Stored entries
++++++++
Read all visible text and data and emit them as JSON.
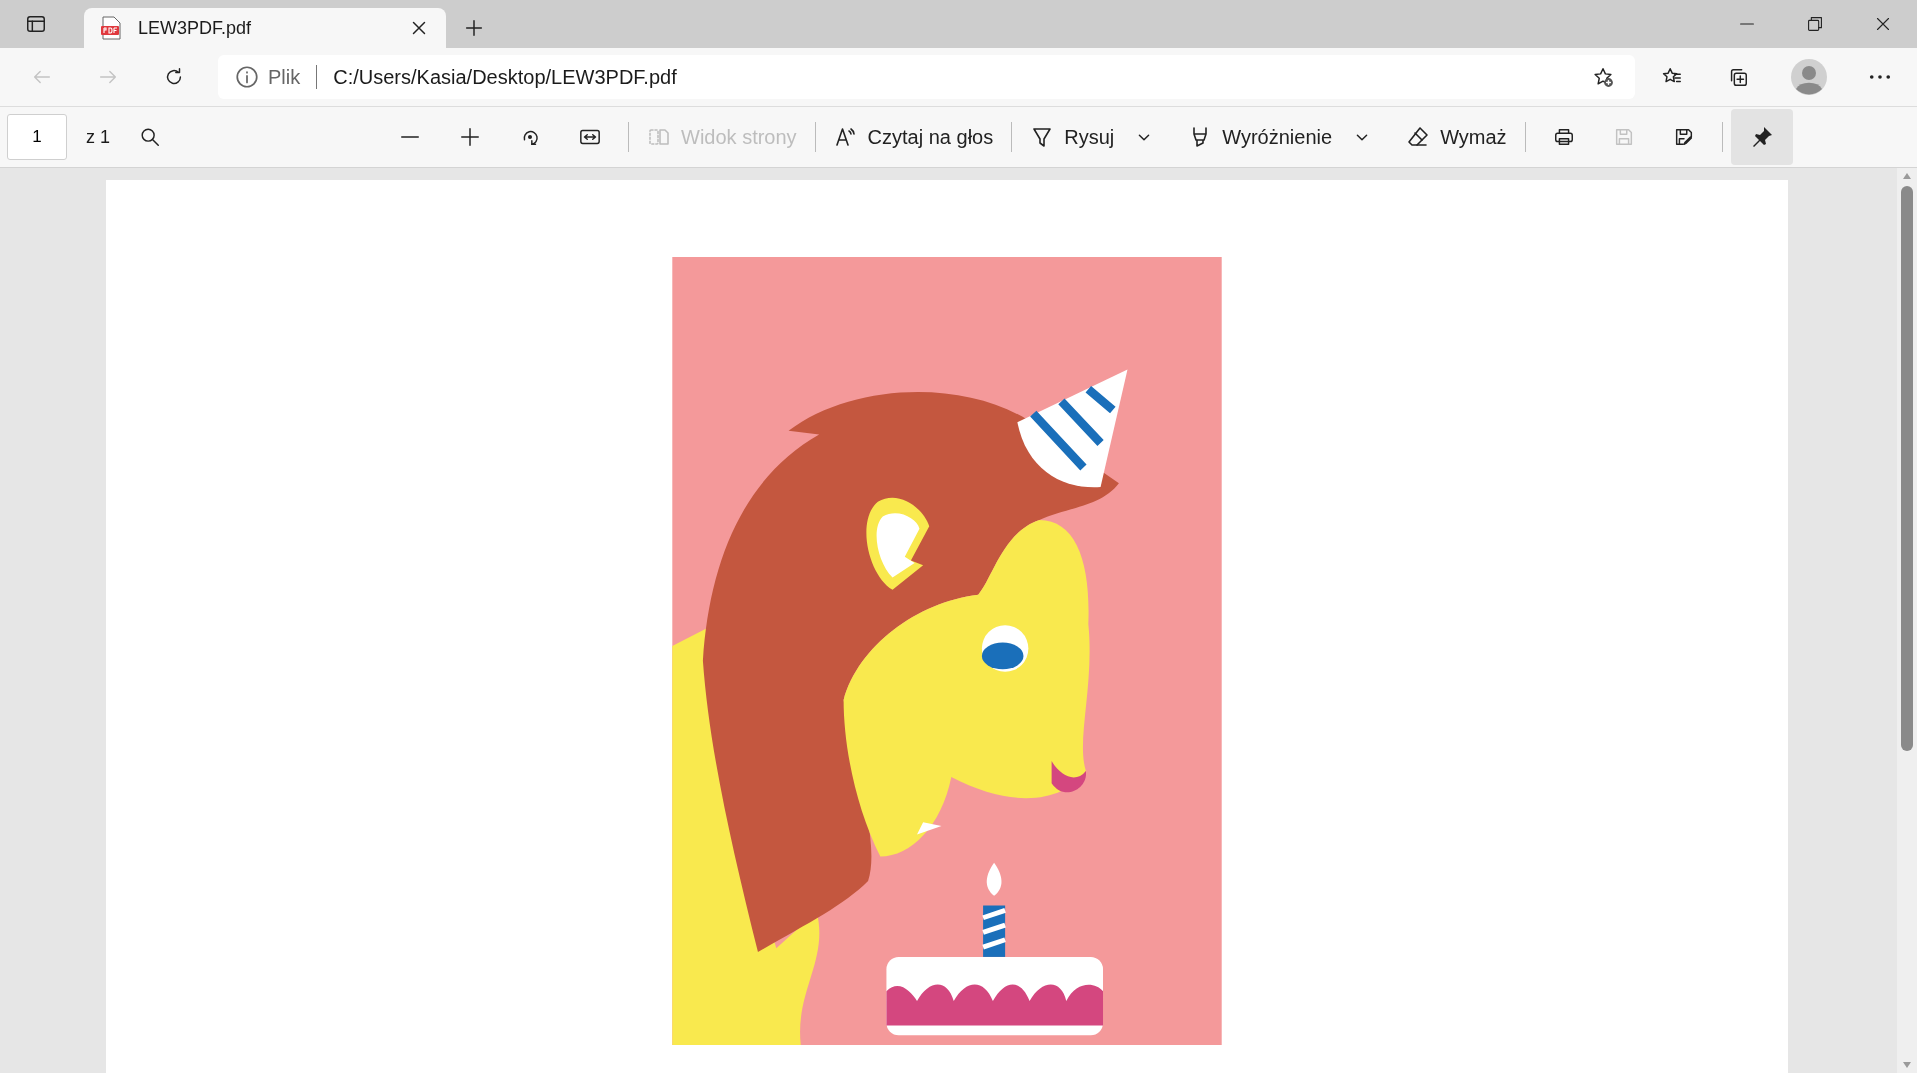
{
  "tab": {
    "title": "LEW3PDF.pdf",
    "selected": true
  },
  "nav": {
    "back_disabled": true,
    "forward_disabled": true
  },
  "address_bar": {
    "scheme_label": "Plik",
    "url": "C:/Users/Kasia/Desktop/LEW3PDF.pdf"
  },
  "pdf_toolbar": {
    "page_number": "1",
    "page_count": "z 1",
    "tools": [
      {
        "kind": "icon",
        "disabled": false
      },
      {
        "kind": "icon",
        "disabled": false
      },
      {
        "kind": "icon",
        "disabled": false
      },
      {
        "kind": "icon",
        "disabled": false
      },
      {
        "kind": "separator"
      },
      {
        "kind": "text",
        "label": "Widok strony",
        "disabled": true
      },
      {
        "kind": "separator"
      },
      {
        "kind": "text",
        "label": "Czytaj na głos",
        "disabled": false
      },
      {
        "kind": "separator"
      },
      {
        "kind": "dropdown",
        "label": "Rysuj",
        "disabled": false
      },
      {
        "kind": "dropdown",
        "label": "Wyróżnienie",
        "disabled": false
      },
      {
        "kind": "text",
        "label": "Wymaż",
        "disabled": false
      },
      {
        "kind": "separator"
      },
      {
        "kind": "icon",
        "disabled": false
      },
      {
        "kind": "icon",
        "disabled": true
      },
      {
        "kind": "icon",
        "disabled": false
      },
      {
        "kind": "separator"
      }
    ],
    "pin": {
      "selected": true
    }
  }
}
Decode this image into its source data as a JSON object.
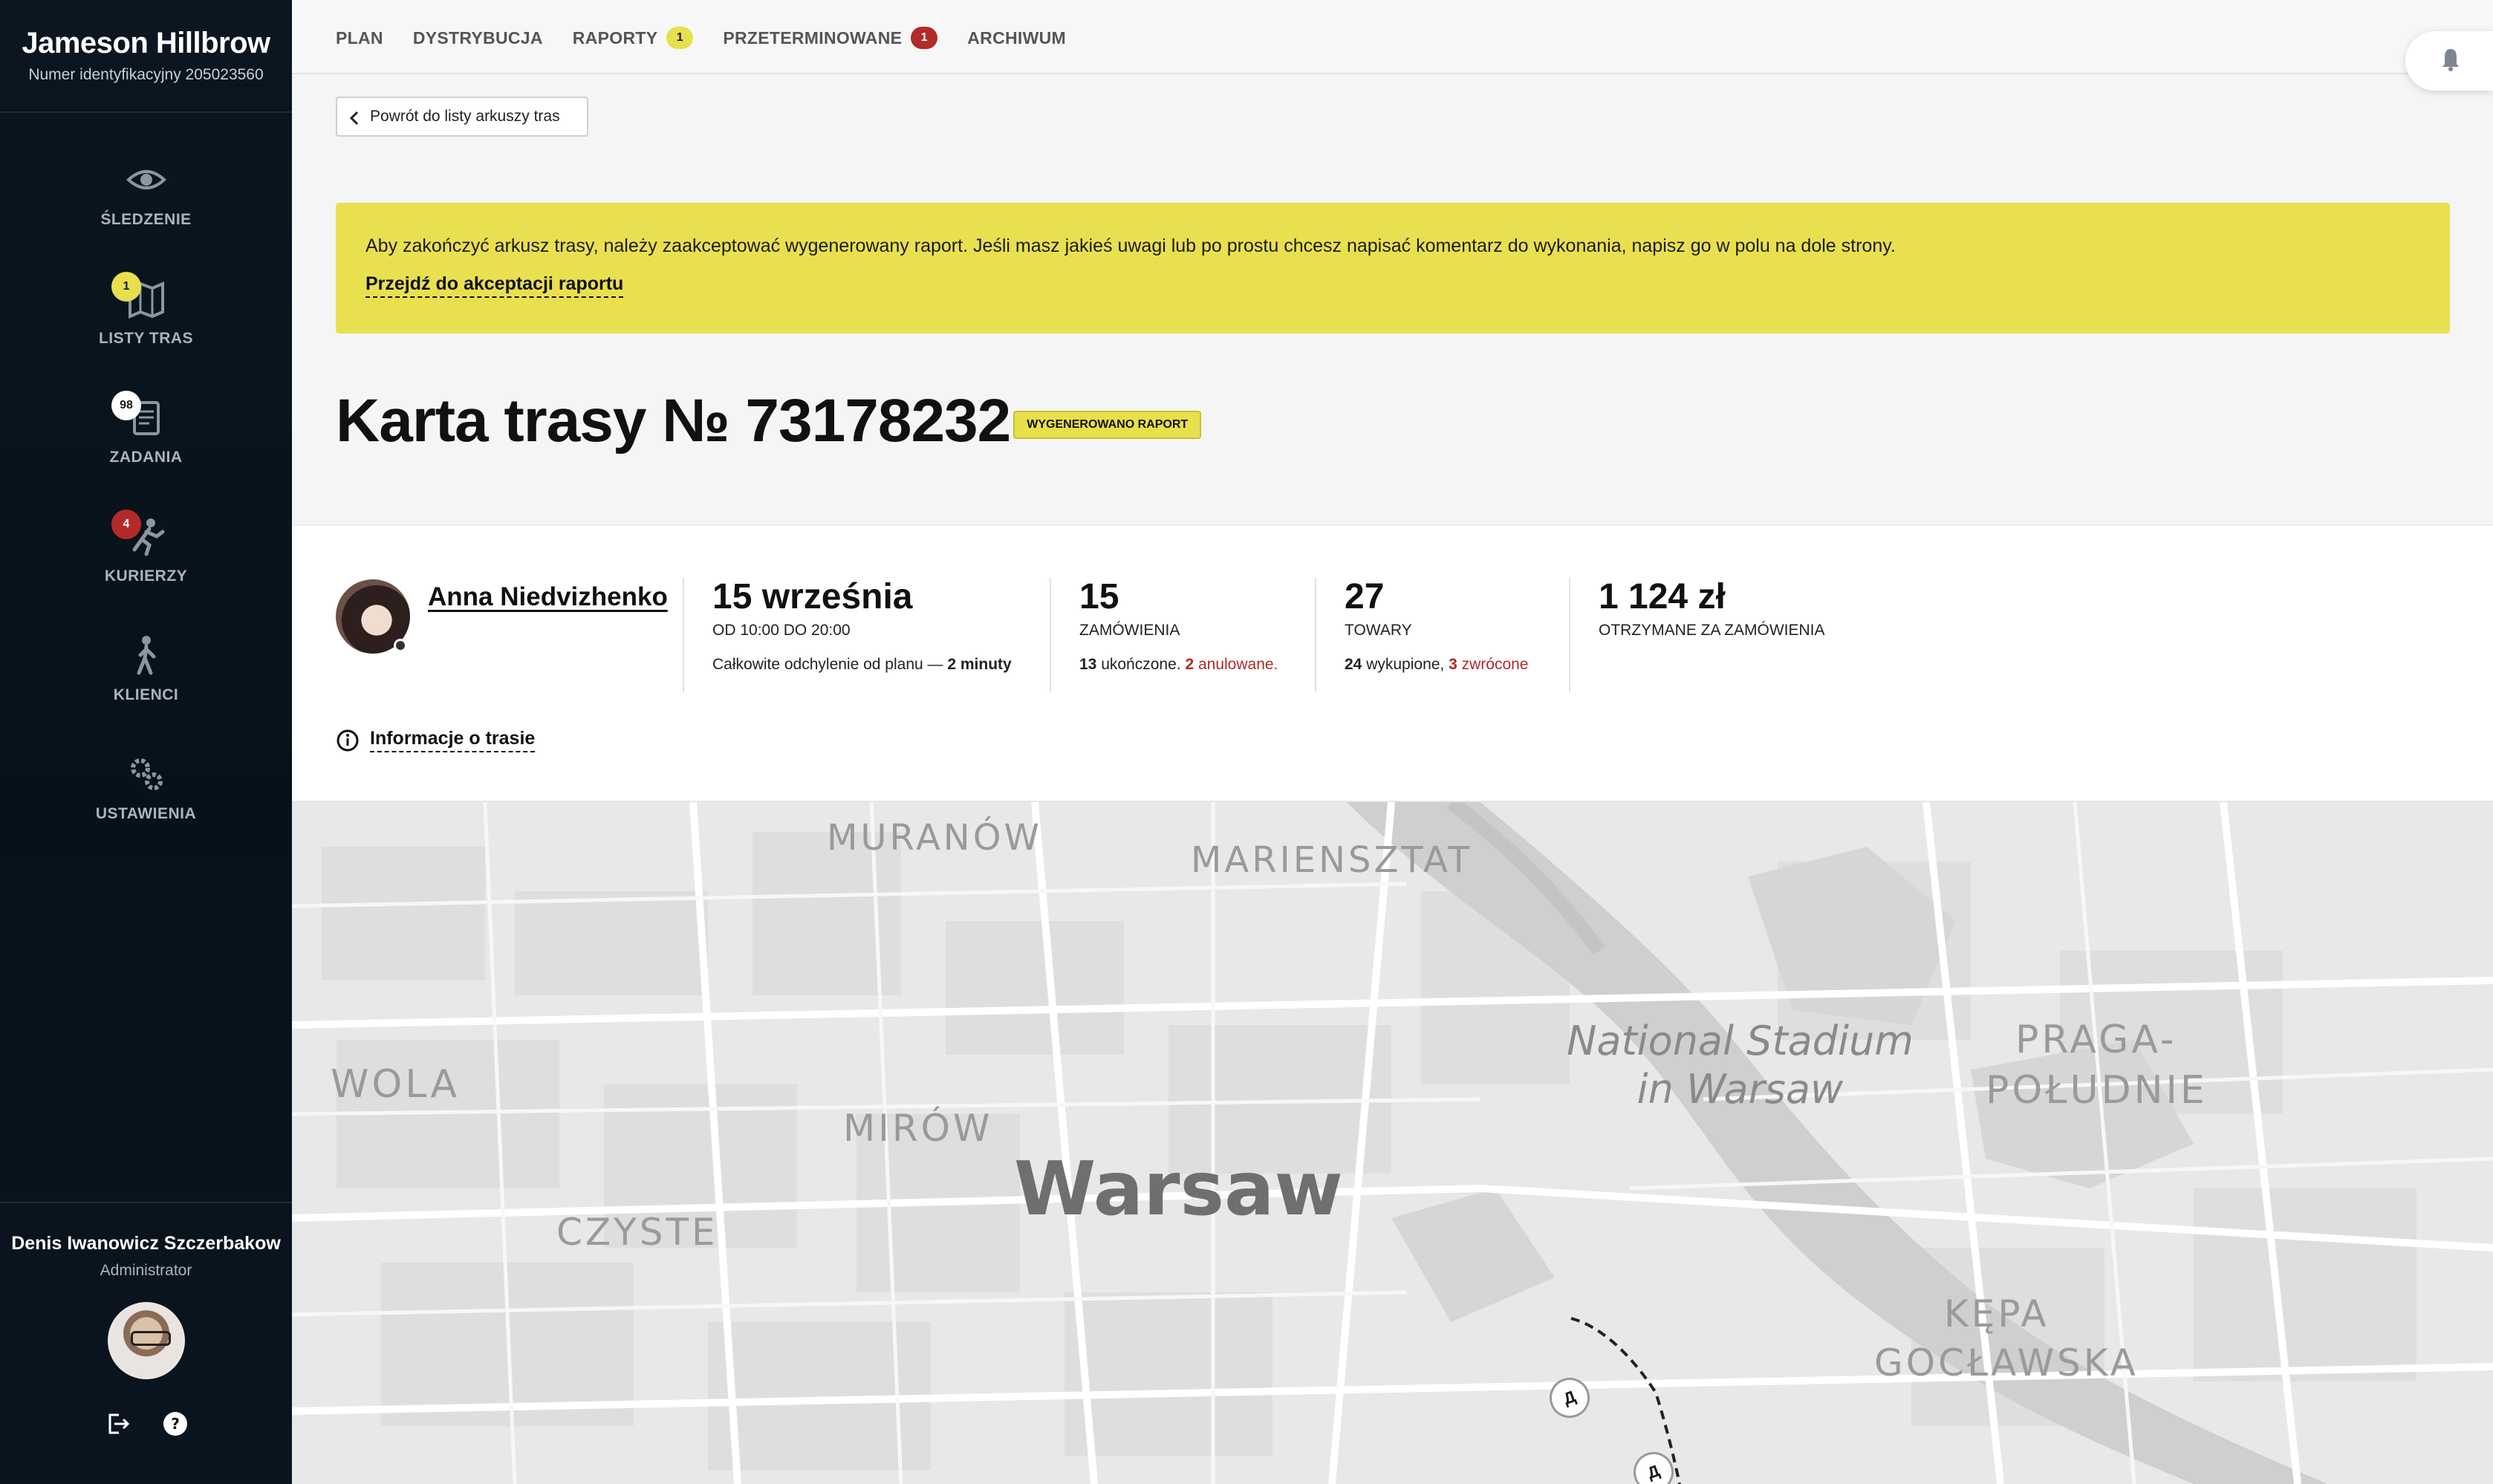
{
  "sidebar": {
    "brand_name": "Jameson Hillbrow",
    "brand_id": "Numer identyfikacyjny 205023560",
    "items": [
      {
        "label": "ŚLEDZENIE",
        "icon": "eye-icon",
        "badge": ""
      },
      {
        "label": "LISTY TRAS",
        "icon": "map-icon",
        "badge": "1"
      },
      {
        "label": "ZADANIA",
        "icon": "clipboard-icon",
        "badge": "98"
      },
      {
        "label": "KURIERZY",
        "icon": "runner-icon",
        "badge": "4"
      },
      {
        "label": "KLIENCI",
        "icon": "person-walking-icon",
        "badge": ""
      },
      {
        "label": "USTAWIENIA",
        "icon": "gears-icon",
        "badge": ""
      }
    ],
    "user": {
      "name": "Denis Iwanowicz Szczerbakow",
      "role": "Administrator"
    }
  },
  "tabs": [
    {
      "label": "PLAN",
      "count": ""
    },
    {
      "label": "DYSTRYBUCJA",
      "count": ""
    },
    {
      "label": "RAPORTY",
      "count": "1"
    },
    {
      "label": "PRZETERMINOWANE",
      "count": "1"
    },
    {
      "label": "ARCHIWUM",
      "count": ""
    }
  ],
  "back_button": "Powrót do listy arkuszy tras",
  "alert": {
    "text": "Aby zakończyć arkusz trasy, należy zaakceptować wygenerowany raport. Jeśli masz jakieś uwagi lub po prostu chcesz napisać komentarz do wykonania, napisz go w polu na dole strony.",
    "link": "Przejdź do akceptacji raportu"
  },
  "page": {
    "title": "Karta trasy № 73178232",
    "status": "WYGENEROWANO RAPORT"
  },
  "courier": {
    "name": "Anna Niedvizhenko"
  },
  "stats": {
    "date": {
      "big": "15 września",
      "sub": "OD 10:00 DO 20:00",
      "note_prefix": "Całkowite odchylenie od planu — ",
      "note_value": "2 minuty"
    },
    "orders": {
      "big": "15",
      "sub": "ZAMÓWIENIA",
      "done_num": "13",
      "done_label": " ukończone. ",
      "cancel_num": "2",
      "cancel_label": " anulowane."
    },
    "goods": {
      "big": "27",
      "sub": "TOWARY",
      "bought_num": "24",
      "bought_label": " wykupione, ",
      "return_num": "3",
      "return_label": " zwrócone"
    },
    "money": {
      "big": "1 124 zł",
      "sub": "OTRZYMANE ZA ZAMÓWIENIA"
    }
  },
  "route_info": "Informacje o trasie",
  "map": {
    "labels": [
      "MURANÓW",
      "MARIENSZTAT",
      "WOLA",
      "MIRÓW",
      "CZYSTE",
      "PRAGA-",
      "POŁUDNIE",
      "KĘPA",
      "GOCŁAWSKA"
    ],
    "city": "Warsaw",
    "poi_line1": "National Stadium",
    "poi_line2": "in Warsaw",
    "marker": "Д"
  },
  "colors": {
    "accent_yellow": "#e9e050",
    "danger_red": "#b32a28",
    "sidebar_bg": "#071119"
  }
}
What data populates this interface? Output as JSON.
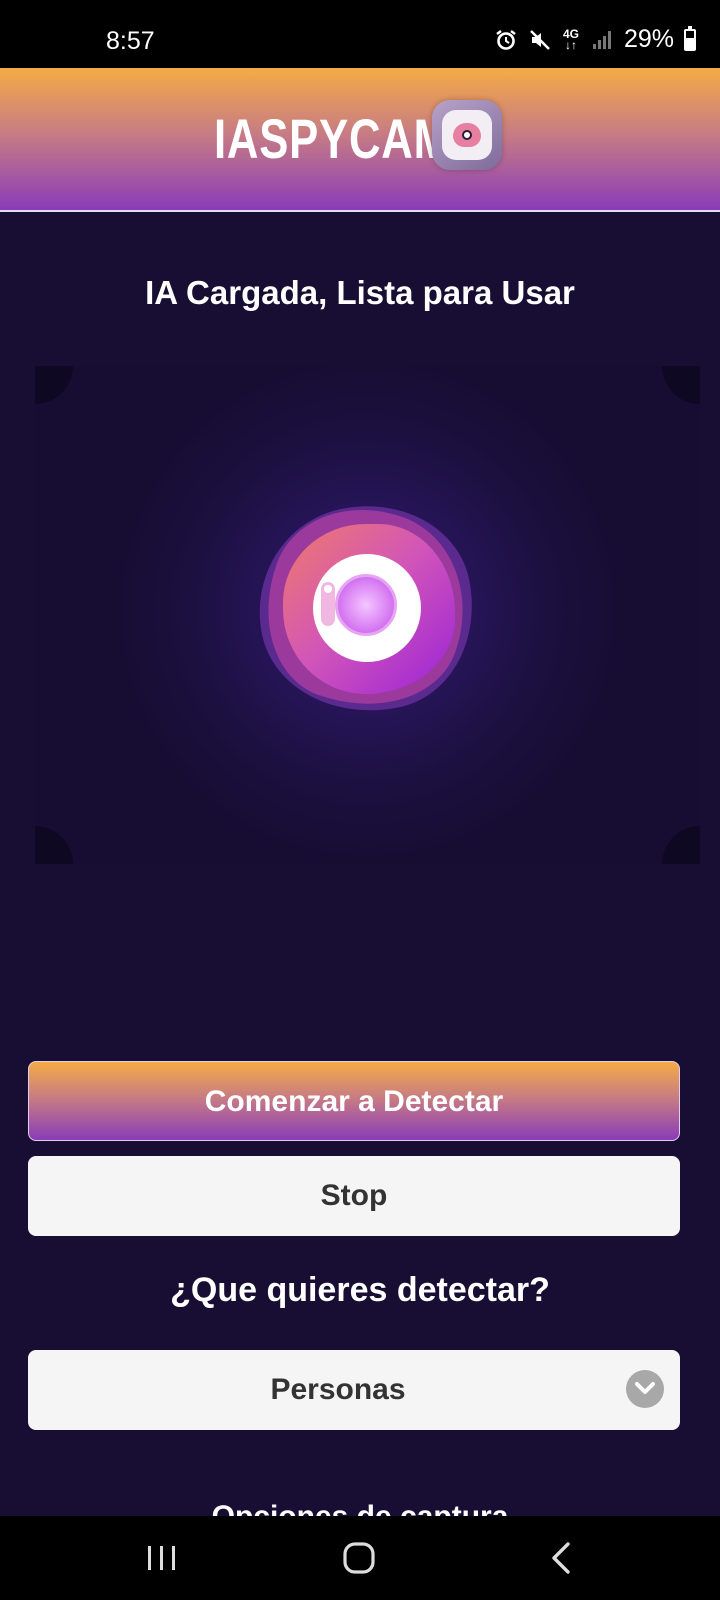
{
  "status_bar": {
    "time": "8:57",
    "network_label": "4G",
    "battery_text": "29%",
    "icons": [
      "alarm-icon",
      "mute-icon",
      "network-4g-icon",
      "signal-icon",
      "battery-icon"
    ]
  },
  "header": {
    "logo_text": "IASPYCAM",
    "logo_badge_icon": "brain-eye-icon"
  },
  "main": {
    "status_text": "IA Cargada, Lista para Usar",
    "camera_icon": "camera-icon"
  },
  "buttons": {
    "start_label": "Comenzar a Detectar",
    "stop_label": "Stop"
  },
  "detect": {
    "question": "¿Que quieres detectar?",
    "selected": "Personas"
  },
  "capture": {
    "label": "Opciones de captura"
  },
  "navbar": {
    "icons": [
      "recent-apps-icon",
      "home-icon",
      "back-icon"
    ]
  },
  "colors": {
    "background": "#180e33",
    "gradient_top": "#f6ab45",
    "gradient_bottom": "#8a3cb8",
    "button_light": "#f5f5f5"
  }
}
++++++++
## REQUIRED TASK
Scan the material for lines with the word "true", and copy each line you find.

## THE RESPONSE
    "selected": true
    "back_disabled": true,
    "forward_disabled": true
        "disabled": true
        "disabled": true
      "selected": true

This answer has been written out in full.